>> Start Exercise input

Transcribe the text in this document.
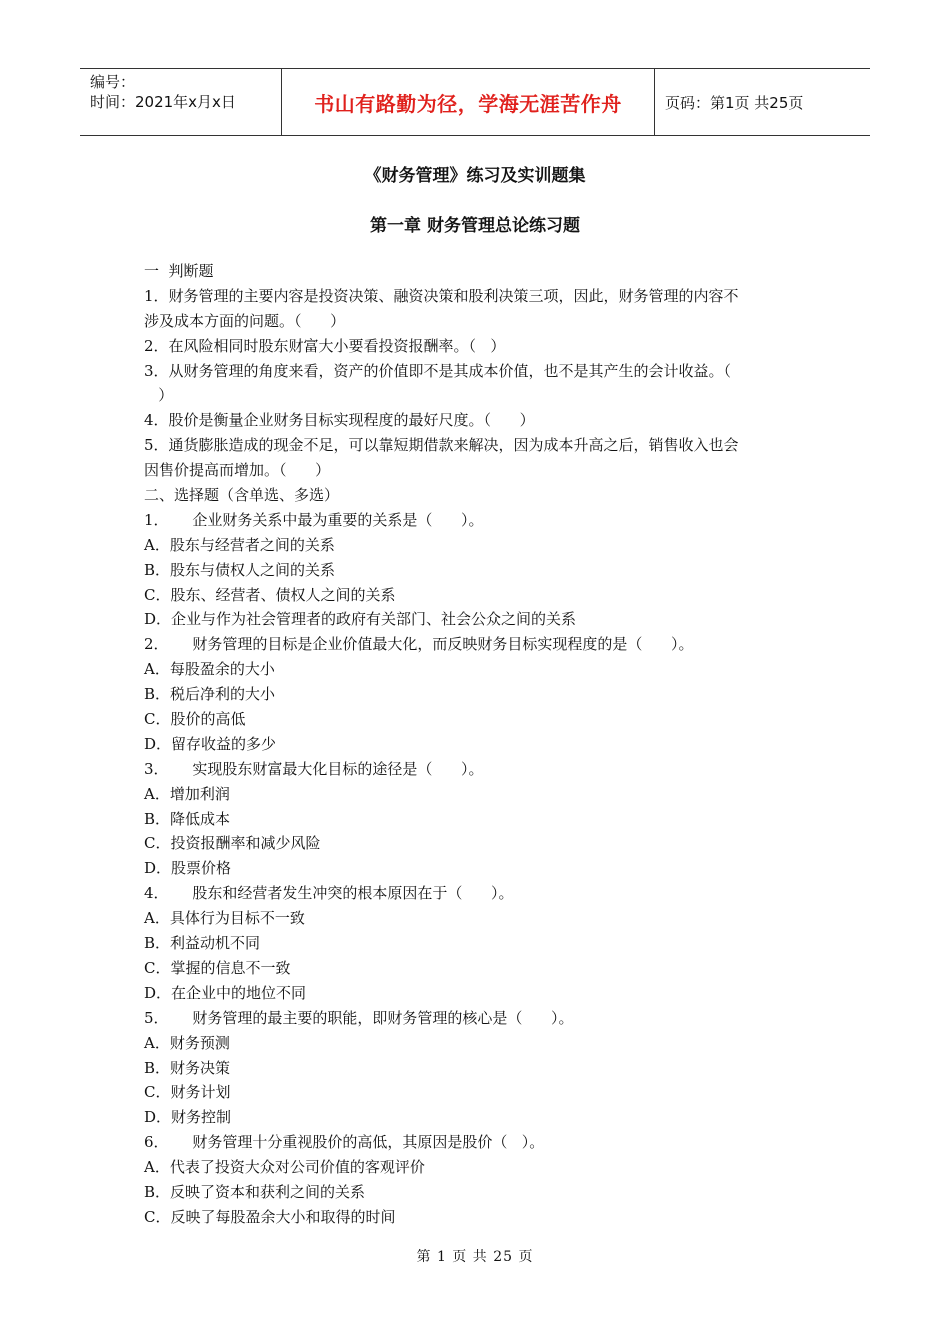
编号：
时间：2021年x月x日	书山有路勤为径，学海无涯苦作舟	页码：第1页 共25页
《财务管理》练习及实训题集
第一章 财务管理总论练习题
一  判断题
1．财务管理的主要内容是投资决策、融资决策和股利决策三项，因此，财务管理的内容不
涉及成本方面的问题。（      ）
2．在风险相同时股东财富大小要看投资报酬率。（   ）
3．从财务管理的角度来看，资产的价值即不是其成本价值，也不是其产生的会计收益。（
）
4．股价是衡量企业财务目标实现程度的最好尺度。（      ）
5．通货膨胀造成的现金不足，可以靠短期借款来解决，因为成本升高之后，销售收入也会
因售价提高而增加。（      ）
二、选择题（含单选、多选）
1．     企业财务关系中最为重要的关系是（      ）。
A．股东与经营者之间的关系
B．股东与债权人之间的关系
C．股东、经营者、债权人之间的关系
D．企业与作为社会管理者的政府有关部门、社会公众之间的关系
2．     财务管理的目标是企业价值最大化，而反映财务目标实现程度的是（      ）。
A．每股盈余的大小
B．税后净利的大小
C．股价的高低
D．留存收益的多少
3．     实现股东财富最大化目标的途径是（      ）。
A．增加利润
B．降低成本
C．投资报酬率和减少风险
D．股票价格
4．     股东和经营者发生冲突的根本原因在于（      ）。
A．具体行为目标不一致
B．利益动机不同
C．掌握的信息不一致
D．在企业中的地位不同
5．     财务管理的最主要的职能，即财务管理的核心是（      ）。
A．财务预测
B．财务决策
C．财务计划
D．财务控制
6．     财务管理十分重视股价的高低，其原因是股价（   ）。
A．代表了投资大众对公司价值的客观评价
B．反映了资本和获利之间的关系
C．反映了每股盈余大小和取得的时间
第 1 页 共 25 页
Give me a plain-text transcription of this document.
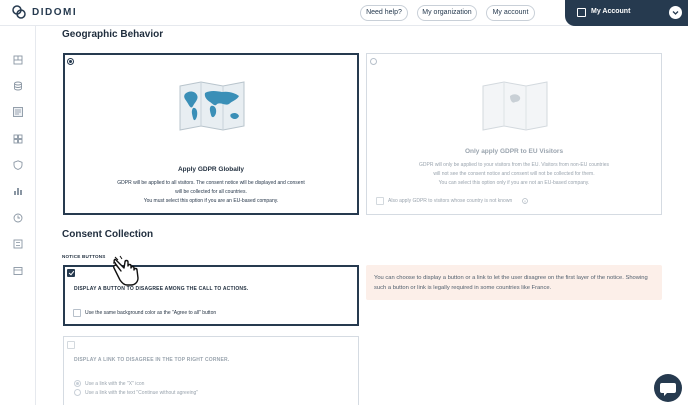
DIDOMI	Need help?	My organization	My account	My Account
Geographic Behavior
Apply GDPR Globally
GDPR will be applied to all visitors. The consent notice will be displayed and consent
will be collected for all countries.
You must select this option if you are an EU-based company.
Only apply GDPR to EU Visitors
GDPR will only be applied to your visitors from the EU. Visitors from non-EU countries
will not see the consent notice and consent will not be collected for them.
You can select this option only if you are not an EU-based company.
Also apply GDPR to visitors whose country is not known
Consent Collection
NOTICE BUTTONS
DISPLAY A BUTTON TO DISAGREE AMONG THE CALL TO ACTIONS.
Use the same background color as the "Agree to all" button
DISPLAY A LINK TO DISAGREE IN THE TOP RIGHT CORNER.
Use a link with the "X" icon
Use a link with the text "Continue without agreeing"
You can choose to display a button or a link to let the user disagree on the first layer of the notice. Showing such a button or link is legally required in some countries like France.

>> End Exercise input

▸ To be done: Reproduce the full listing faithfully, but do not carry over any pictures.

▸ Exercise response:
Transcribe the text in this document.
编号：
时间：2021年x月x日	书山有路勤为径，学海无涯苦作舟	页码：第1页 共25页
《财务管理》练习及实训题集
第一章 财务管理总论练习题
一  判断题
1．财务管理的主要内容是投资决策、融资决策和股利决策三项，因此，财务管理的内容不
涉及成本方面的问题。（      ）
2．在风险相同时股东财富大小要看投资报酬率。（   ）
3．从财务管理的角度来看，资产的价值即不是其成本价值，也不是其产生的会计收益。（
）
4．股价是衡量企业财务目标实现程度的最好尺度。（      ）
5．通货膨胀造成的现金不足，可以靠短期借款来解决，因为成本升高之后，销售收入也会
因售价提高而增加。（      ）
二、选择题（含单选、多选）
1．     企业财务关系中最为重要的关系是（      ）。
A．股东与经营者之间的关系
B．股东与债权人之间的关系
C．股东、经营者、债权人之间的关系
D．企业与作为社会管理者的政府有关部门、社会公众之间的关系
2．     财务管理的目标是企业价值最大化，而反映财务目标实现程度的是（      ）。
A．每股盈余的大小
B．税后净利的大小
C．股价的高低
D．留存收益的多少
3．     实现股东财富最大化目标的途径是（      ）。
A．增加利润
B．降低成本
C．投资报酬率和减少风险
D．股票价格
4．     股东和经营者发生冲突的根本原因在于（      ）。
A．具体行为目标不一致
B．利益动机不同
C．掌握的信息不一致
D．在企业中的地位不同
5．     财务管理的最主要的职能，即财务管理的核心是（      ）。
A．财务预测
B．财务决策
C．财务计划
D．财务控制
6．     财务管理十分重视股价的高低，其原因是股价（   ）。
A．代表了投资大众对公司价值的客观评价
B．反映了资本和获利之间的关系
C．反映了每股盈余大小和取得的时间
第 1 页 共 25 页
Give me a plain-text transcription of this document.
DIDOMI	Need help?	My organization	My account	My Account
Geographic Behavior
Apply GDPR Globally
GDPR will be applied to all visitors. The consent notice will be displayed and consent
will be collected for all countries.
You must select this option if you are an EU-based company.
Only apply GDPR to EU Visitors
GDPR will only be applied to your visitors from the EU. Visitors from non-EU countries
will not see the consent notice and consent will not be collected for them.
You can select this option only if you are not an EU-based company.
Also apply GDPR to visitors whose country is not known
Consent Collection
NOTICE BUTTONS
DISPLAY A BUTTON TO DISAGREE AMONG THE CALL TO ACTIONS.
Use the same background color as the "Agree to all" button
DISPLAY A LINK TO DISAGREE IN THE TOP RIGHT CORNER.
Use a link with the "X" icon
Use a link with the text "Continue without agreeing"
You can choose to display a button or a link to let the user disagree on the first layer of the notice. Showing such a button or link is legally required in some countries like France.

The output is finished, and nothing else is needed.